>> Start SUPPLIED MATERIAL
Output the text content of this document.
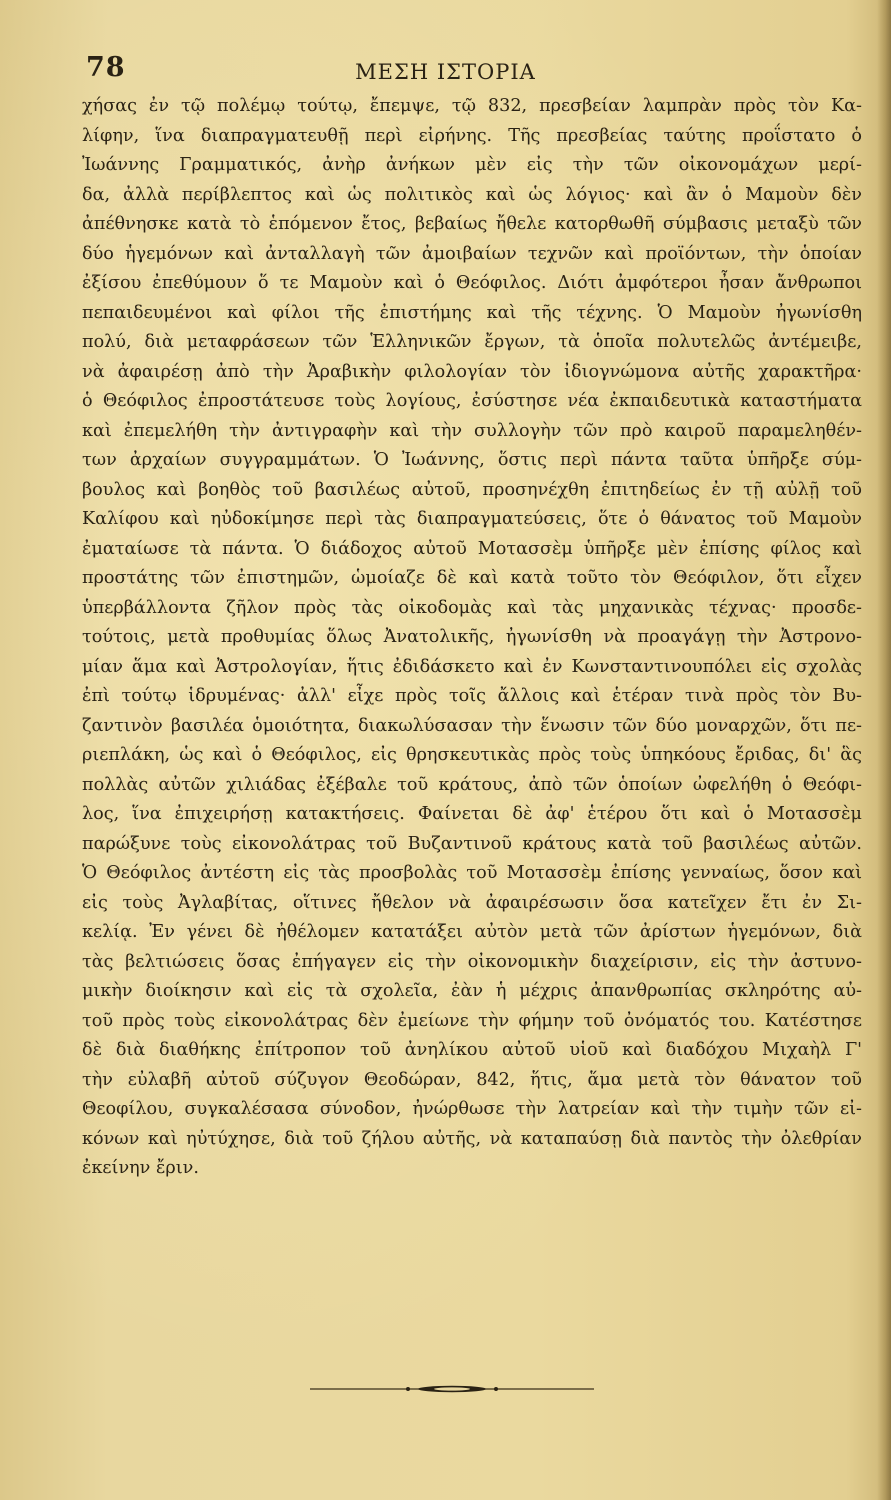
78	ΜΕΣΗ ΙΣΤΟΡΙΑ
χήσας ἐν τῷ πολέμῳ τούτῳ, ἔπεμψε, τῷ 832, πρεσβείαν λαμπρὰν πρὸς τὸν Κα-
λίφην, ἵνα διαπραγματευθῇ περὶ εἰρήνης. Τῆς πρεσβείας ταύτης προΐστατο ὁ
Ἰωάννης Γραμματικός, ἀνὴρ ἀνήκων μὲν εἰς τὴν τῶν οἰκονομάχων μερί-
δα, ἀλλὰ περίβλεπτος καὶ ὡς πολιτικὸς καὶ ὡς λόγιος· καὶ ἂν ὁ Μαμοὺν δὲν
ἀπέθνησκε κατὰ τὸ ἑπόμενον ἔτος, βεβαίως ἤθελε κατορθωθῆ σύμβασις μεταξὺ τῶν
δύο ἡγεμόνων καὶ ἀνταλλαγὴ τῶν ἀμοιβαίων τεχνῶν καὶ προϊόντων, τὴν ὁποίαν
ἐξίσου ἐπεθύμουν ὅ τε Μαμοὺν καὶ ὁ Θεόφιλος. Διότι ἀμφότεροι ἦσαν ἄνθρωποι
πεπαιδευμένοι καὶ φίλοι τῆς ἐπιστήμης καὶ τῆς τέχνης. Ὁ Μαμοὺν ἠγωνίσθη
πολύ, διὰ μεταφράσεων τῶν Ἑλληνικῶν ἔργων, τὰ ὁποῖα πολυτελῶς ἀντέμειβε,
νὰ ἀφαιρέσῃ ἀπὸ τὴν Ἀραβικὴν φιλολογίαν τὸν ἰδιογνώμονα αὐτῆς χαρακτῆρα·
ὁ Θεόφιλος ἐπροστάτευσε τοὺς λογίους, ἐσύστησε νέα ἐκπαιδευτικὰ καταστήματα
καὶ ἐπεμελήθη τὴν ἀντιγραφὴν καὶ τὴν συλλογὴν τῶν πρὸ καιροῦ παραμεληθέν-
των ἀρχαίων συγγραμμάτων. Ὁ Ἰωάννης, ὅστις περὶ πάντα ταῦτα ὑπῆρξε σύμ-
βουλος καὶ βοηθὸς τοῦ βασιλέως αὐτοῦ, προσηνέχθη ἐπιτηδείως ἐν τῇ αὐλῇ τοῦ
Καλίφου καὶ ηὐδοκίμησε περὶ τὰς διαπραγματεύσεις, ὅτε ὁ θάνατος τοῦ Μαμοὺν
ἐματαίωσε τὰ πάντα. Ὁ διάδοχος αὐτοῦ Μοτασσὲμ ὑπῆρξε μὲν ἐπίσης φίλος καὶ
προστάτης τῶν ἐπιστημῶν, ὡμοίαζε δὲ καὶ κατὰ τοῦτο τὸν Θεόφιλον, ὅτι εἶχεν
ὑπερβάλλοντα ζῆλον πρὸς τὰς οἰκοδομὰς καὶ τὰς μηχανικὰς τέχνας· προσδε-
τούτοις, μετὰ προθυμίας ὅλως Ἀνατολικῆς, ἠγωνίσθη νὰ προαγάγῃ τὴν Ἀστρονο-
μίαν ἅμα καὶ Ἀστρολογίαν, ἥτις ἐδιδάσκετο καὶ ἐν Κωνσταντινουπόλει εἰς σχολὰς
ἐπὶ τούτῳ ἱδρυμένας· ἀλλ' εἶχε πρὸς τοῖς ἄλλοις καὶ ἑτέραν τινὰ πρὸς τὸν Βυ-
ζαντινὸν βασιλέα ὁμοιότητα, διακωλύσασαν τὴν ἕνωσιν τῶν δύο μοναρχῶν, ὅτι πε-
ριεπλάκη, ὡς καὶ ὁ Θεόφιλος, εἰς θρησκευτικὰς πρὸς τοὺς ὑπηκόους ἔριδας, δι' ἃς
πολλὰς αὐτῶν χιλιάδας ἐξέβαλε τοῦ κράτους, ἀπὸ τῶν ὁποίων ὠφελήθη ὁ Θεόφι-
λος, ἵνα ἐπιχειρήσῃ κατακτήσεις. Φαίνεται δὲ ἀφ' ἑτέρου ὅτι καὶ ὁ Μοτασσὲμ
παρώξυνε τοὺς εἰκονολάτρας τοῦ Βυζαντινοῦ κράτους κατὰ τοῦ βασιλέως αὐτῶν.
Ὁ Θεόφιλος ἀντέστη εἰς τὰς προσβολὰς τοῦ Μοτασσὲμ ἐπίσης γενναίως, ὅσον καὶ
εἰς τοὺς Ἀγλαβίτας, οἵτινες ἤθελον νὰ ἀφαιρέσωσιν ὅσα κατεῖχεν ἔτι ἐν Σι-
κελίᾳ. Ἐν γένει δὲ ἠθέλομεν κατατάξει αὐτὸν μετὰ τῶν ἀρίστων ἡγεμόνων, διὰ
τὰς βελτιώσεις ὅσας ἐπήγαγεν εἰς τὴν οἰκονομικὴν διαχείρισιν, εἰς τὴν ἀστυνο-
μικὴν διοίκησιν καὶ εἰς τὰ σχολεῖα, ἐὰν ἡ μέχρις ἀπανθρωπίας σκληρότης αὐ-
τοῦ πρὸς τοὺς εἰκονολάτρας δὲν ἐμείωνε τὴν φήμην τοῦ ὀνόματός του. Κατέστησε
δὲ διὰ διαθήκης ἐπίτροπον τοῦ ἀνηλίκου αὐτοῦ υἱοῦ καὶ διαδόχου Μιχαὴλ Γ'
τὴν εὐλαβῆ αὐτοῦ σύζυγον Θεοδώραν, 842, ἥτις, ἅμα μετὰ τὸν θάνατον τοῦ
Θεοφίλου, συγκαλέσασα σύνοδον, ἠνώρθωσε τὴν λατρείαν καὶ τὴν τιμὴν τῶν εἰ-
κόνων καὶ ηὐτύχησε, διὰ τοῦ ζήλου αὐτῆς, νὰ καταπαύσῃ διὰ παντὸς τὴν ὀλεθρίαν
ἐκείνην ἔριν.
>> End SUPPLIED MATERIAL
Filter the entries down to the lines with the word "Μαμοὺν" in them.

TASK RESPONSE -
δα, ἀλλὰ περίβλεπτος καὶ ὡς πολιτικὸς καὶ ὡς λόγιος· καὶ ἂν ὁ Μαμοὺν δὲν
ἐξίσου ἐπεθύμουν ὅ τε Μαμοὺν καὶ ὁ Θεόφιλος. Διότι ἀμφότεροι ἦσαν ἄνθρωποι
πεπαιδευμένοι καὶ φίλοι τῆς ἐπιστήμης καὶ τῆς τέχνης. Ὁ Μαμοὺν ἠγωνίσθη
Καλίφου καὶ ηὐδοκίμησε περὶ τὰς διαπραγματεύσεις, ὅτε ὁ θάνατος τοῦ Μαμοὺν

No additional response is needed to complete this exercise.